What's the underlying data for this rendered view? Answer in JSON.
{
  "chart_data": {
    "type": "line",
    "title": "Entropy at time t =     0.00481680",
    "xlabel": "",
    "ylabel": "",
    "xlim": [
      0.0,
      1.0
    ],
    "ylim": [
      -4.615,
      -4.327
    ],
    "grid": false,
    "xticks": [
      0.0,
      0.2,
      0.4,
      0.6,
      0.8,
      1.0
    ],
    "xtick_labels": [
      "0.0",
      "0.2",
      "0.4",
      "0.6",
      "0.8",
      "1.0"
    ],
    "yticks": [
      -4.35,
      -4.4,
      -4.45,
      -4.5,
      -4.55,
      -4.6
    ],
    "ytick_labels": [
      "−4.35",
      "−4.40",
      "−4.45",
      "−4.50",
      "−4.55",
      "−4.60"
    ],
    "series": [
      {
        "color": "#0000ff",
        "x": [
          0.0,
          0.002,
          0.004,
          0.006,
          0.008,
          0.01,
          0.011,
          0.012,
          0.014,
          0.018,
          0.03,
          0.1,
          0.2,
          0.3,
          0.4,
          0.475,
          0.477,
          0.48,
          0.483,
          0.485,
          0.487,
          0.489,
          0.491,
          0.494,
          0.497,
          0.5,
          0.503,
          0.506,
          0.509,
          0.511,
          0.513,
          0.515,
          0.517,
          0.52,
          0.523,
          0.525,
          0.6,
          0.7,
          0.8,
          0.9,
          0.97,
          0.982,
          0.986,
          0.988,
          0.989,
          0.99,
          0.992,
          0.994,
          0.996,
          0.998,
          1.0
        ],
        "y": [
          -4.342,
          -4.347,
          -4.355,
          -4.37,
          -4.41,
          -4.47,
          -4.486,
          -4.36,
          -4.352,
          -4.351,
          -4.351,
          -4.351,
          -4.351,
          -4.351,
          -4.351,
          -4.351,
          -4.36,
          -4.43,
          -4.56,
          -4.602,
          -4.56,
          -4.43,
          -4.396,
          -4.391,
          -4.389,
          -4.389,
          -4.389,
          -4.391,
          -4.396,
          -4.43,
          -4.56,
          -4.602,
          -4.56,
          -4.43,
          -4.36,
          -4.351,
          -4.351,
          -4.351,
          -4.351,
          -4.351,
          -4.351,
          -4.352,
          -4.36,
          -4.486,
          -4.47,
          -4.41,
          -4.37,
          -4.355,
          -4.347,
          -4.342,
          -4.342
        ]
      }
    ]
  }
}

.....

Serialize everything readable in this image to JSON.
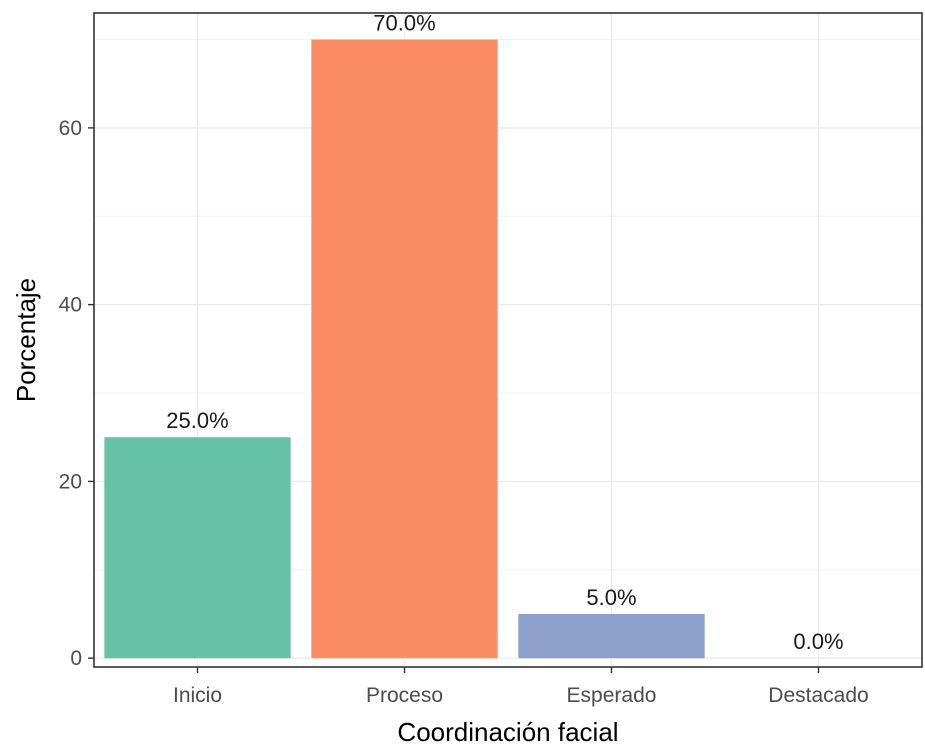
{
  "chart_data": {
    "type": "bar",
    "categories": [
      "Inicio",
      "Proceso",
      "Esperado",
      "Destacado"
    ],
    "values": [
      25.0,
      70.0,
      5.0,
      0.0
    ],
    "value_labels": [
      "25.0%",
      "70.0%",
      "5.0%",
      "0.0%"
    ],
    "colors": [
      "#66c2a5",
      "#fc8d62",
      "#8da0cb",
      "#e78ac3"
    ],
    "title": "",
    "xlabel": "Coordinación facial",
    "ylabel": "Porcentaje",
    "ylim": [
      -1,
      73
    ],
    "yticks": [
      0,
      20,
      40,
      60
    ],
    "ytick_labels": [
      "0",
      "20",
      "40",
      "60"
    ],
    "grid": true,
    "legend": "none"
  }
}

.....

= Brief =
Look for "JSON" and pull out every line that has it.

= Output below =
What's the underlying data for this rendered view? Answer in JSON.
Serialize everything readable in this image to JSON.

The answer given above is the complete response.